** begin Records provided **

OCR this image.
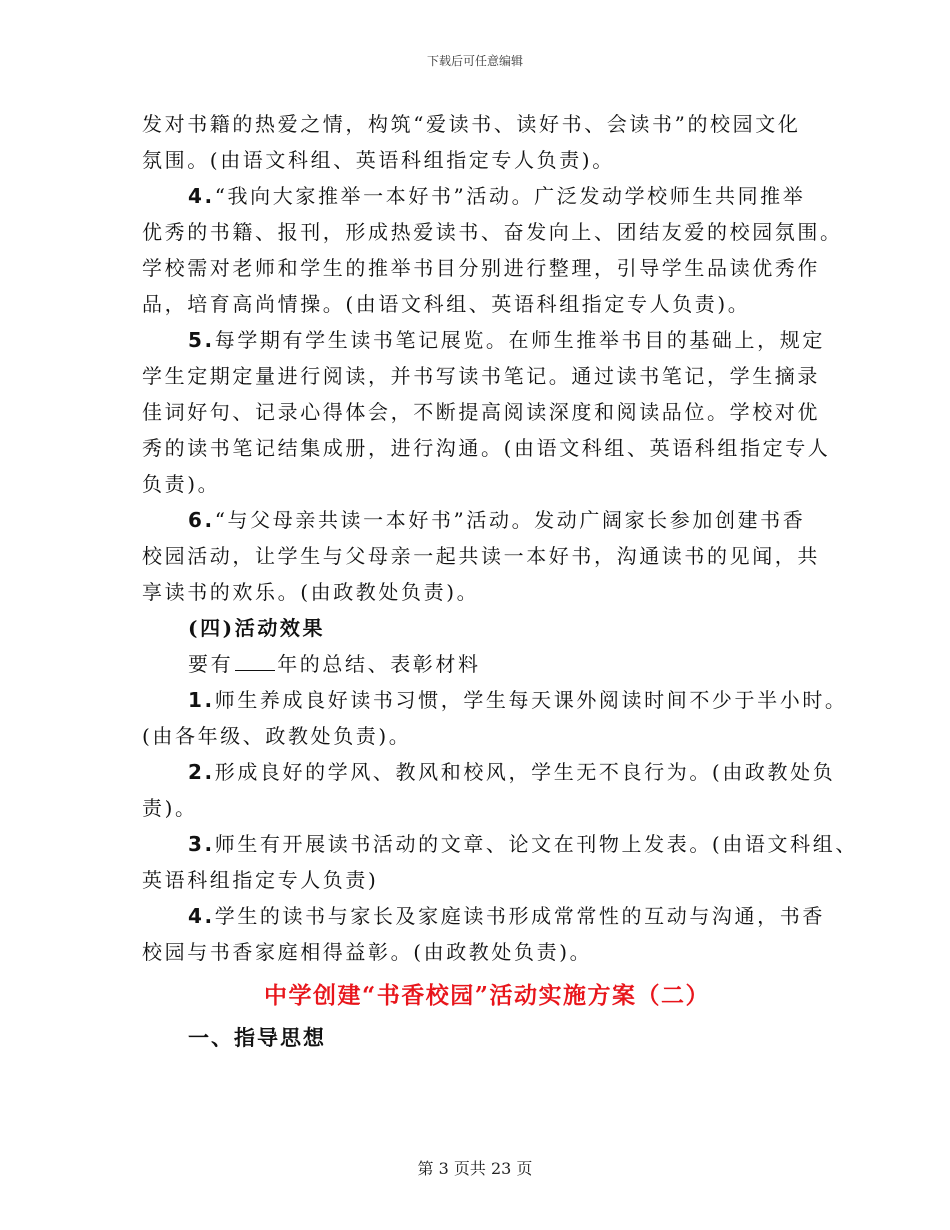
下载后可任意编辑
发对书籍的热爱之情，构筑“爱读书、读好书、会读书”的校园文化
氛围。(由语文科组、英语科组指定专人负责)。
4.“我向大家推举一本好书”活动。广泛发动学校师生共同推举
优秀的书籍、报刊，形成热爱读书、奋发向上、团结友爱的校园氛围。
学校需对老师和学生的推举书目分别进行整理，引导学生品读优秀作
品，培育高尚情操。(由语文科组、英语科组指定专人负责)。
5.每学期有学生读书笔记展览。在师生推举书目的基础上，规定
学生定期定量进行阅读，并书写读书笔记。通过读书笔记，学生摘录
佳词好句、记录心得体会，不断提高阅读深度和阅读品位。学校对优
秀的读书笔记结集成册，进行沟通。(由语文科组、英语科组指定专人
负责)。
6.“与父母亲共读一本好书”活动。发动广阔家长参加创建书香
校园活动，让学生与父母亲一起共读一本好书，沟通读书的见闻，共
享读书的欢乐。(由政教处负责)。
(四)活动效果
要有 年的总结、表彰材料
1.师生养成良好读书习惯，学生每天课外阅读时间不少于半小时。
(由各年级、政教处负责)。
2.形成良好的学风、教风和校风，学生无不良行为。(由政教处负
责)。
3.师生有开展读书活动的文章、论文在刊物上发表。(由语文科组、
英语科组指定专人负责)
4.学生的读书与家长及家庭读书形成常常性的互动与沟通，书香
校园与书香家庭相得益彰。(由政教处负责)。
中学创建“书香校园”活动实施方案（二）
一、指导思想
第 3 页共 23 页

** end Records provided **

§ Given task:
Exactly reproduce each record, leaving out any pictures.

§ Reply to the exercise:
OCR this image.
下载后可任意编辑
发对书籍的热爱之情，构筑“爱读书、读好书、会读书”的校园文化
氛围。(由语文科组、英语科组指定专人负责)。
4.“我向大家推举一本好书”活动。广泛发动学校师生共同推举
优秀的书籍、报刊，形成热爱读书、奋发向上、团结友爱的校园氛围。
学校需对老师和学生的推举书目分别进行整理，引导学生品读优秀作
品，培育高尚情操。(由语文科组、英语科组指定专人负责)。
5.每学期有学生读书笔记展览。在师生推举书目的基础上，规定
学生定期定量进行阅读，并书写读书笔记。通过读书笔记，学生摘录
佳词好句、记录心得体会，不断提高阅读深度和阅读品位。学校对优
秀的读书笔记结集成册，进行沟通。(由语文科组、英语科组指定专人
负责)。
6.“与父母亲共读一本好书”活动。发动广阔家长参加创建书香
校园活动，让学生与父母亲一起共读一本好书，沟通读书的见闻，共
享读书的欢乐。(由政教处负责)。
(四)活动效果
要有 年的总结、表彰材料
1.师生养成良好读书习惯，学生每天课外阅读时间不少于半小时。
(由各年级、政教处负责)。
2.形成良好的学风、教风和校风，学生无不良行为。(由政教处负
责)。
3.师生有开展读书活动的文章、论文在刊物上发表。(由语文科组、
英语科组指定专人负责)
4.学生的读书与家长及家庭读书形成常常性的互动与沟通，书香
校园与书香家庭相得益彰。(由政教处负责)。
中学创建“书香校园”活动实施方案（二）
一、指导思想
第 3 页共 23 页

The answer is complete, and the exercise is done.